▸ Requirement
Transcribe all of the material below word for word and leave out its pictures.

▸ Material supplied
===============

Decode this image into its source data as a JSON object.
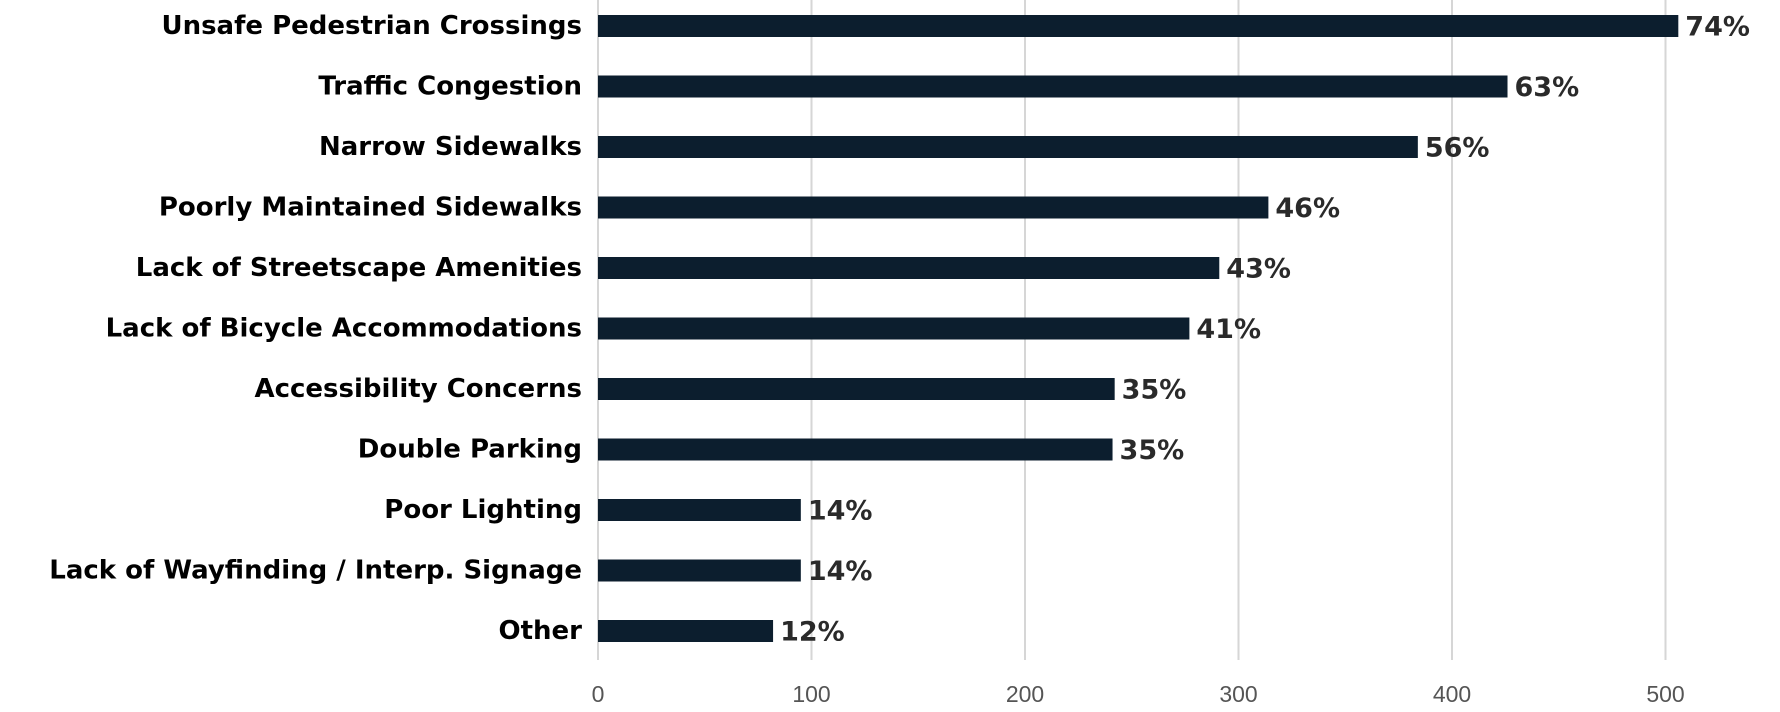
{
  "chart_data": {
    "type": "bar",
    "orientation": "horizontal",
    "title": "",
    "xlabel": "",
    "ylabel": "",
    "xlim": [
      0,
      525
    ],
    "xticks": [
      0,
      100,
      200,
      300,
      400,
      500
    ],
    "grid": true,
    "legend": "none",
    "bar_color": "#0c1e2e",
    "categories": [
      "Unsafe Pedestrian Crossings",
      "Traffic Congestion",
      "Narrow Sidewalks",
      "Poorly Maintained Sidewalks",
      "Lack of Streetscape Amenities",
      "Lack of Bicycle Accommodations",
      "Accessibility Concerns",
      "Double Parking",
      "Poor Lighting",
      "Lack of Wayfinding / Interp. Signage",
      "Other"
    ],
    "values": [
      506,
      426,
      384,
      314,
      291,
      277,
      242,
      241,
      95,
      95,
      82
    ],
    "data_labels": [
      "74%",
      "63%",
      "56%",
      "46%",
      "43%",
      "41%",
      "35%",
      "35%",
      "14%",
      "14%",
      "12%"
    ]
  }
}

===============

▸ Finished exercise
Decode this image into its source data as a JSON object.
{
  "chart_data": {
    "type": "bar",
    "orientation": "horizontal",
    "title": "",
    "xlabel": "",
    "ylabel": "",
    "xlim": [
      0,
      525
    ],
    "xticks": [
      0,
      100,
      200,
      300,
      400,
      500
    ],
    "grid": true,
    "legend": "none",
    "bar_color": "#0c1e2e",
    "categories": [
      "Unsafe Pedestrian Crossings",
      "Traffic Congestion",
      "Narrow Sidewalks",
      "Poorly Maintained Sidewalks",
      "Lack of Streetscape Amenities",
      "Lack of Bicycle Accommodations",
      "Accessibility Concerns",
      "Double Parking",
      "Poor Lighting",
      "Lack of Wayfinding / Interp. Signage",
      "Other"
    ],
    "values": [
      506,
      426,
      384,
      314,
      291,
      277,
      242,
      241,
      95,
      95,
      82
    ],
    "data_labels": [
      "74%",
      "63%",
      "56%",
      "46%",
      "43%",
      "41%",
      "35%",
      "35%",
      "14%",
      "14%",
      "12%"
    ]
  }
}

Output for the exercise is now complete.